* Task objective
Where a line holds the string "breaker", return that line.
:: Input for this task ::
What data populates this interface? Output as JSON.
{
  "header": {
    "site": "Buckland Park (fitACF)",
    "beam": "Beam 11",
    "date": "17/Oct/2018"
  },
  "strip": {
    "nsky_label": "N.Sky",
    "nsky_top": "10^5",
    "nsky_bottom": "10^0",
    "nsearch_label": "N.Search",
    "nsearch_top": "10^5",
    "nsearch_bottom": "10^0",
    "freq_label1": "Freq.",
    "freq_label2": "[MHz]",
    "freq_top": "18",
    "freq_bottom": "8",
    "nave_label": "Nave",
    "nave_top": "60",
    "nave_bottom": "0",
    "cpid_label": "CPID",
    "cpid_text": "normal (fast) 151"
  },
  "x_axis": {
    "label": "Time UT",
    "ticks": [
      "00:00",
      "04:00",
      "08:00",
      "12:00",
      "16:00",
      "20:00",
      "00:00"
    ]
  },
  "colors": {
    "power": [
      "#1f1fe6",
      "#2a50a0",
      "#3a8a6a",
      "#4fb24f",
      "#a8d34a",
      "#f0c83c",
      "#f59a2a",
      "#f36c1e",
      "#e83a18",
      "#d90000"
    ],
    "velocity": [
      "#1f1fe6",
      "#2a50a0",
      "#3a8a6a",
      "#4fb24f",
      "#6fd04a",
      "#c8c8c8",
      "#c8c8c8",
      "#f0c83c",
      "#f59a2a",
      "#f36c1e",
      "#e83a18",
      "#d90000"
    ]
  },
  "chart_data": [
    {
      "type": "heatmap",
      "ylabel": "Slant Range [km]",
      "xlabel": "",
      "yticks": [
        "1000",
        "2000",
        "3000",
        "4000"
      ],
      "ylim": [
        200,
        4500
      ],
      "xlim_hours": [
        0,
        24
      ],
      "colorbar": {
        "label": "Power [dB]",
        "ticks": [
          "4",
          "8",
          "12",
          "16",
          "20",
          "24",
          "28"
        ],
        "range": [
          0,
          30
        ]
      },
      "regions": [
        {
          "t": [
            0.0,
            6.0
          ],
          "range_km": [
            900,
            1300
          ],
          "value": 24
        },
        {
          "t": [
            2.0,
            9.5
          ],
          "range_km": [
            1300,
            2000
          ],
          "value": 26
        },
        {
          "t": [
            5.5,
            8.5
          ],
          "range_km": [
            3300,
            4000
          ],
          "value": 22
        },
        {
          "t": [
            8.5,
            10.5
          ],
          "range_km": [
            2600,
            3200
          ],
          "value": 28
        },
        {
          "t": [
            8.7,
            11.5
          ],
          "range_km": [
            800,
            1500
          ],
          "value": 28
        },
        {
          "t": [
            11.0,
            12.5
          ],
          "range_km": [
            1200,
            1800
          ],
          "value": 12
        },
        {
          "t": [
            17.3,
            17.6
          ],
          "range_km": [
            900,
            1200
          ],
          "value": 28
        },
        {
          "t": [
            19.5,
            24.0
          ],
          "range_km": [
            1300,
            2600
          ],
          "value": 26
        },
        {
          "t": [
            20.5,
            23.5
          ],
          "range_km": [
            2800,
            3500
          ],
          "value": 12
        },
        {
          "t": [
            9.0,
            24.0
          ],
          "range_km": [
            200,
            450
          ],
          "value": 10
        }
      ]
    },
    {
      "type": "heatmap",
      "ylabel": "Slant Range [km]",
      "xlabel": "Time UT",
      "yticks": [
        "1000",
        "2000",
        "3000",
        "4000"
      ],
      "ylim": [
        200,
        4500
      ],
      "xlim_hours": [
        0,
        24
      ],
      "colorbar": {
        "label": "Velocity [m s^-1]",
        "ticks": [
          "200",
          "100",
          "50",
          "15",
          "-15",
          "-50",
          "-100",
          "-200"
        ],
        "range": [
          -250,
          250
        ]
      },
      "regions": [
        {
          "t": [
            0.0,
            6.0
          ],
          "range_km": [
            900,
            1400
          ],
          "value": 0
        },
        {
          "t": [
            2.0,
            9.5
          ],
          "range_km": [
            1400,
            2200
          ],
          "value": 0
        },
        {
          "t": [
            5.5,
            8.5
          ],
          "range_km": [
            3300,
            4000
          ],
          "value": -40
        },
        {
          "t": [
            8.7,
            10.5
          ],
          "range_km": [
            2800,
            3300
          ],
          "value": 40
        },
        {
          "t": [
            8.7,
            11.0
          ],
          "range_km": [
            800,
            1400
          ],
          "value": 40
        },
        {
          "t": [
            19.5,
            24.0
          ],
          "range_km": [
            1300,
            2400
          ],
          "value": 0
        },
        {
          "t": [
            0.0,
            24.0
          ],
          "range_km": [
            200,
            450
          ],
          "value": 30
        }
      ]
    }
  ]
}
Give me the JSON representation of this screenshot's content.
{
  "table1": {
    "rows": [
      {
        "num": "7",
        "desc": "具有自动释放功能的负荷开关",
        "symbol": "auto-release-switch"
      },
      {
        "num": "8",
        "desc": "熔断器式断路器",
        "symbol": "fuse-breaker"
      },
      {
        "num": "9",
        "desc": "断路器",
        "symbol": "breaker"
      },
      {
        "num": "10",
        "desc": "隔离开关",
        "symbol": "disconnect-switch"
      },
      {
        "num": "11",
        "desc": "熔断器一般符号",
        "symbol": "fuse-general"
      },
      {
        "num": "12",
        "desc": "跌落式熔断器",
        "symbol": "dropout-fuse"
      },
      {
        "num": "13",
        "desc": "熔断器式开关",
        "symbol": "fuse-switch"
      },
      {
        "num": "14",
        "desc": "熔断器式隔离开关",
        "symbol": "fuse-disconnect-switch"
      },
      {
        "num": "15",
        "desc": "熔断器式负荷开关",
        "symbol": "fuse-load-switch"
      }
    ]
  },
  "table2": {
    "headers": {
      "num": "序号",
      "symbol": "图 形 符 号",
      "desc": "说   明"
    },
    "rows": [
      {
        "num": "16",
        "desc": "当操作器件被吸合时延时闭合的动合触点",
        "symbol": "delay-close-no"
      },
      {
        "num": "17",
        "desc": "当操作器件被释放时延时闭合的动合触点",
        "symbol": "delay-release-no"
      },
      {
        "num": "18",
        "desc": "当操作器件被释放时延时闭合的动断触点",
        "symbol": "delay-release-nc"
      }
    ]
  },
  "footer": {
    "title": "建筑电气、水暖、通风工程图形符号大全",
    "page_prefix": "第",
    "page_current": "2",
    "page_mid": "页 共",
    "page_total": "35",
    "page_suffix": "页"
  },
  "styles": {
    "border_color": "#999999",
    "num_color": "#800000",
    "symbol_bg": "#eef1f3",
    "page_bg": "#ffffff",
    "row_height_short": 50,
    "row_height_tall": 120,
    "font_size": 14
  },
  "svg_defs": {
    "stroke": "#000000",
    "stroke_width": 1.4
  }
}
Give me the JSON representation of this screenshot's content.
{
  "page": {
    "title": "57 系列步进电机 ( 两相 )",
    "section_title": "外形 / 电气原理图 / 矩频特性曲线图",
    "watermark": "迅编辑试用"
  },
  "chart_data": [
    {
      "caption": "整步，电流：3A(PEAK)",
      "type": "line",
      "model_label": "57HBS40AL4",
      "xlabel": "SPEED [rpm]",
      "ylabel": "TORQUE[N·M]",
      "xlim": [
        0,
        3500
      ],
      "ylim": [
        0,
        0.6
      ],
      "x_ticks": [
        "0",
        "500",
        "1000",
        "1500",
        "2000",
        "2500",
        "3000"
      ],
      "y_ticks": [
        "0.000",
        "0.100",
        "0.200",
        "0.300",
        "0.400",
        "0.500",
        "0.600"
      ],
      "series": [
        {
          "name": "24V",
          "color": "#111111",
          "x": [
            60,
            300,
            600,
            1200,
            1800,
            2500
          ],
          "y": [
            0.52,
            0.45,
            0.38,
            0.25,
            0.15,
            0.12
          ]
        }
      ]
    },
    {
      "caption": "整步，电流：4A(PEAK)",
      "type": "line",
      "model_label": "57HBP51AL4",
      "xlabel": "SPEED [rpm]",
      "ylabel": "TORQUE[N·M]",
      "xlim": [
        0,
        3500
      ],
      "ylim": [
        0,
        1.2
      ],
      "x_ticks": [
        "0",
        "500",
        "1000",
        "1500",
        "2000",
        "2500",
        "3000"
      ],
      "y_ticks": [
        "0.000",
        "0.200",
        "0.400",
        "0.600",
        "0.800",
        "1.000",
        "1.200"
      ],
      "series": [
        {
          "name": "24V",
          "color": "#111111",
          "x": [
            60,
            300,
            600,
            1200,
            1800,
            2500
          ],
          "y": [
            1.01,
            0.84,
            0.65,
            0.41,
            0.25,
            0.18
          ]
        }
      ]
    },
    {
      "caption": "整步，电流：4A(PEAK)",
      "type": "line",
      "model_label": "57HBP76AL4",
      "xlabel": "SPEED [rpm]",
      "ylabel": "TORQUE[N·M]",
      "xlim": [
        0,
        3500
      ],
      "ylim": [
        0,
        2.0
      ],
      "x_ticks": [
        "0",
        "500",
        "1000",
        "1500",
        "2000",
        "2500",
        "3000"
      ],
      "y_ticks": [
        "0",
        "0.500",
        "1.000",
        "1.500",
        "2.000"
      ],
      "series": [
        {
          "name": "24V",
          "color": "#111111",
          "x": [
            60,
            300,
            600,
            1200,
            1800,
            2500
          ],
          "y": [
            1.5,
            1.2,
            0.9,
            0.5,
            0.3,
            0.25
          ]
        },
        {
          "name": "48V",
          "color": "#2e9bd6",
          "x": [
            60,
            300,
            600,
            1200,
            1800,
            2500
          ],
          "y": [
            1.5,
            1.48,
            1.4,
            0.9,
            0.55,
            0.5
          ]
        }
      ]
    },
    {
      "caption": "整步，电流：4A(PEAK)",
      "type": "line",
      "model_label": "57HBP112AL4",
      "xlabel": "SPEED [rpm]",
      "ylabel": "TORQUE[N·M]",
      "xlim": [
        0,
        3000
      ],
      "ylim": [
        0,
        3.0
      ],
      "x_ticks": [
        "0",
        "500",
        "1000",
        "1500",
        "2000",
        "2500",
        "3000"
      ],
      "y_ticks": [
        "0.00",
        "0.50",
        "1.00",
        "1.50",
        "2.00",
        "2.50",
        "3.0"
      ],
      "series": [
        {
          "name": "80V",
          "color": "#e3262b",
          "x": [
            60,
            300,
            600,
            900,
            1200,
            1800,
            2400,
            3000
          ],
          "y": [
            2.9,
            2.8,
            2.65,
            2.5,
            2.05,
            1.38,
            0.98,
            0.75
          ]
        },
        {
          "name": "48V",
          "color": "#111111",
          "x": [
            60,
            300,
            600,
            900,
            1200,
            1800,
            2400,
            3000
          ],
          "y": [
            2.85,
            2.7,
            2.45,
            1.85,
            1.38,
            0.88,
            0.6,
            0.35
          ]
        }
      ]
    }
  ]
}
:::
* Solution to this problem
        "symbol": "fuse-breaker"
        "symbol": "breaker"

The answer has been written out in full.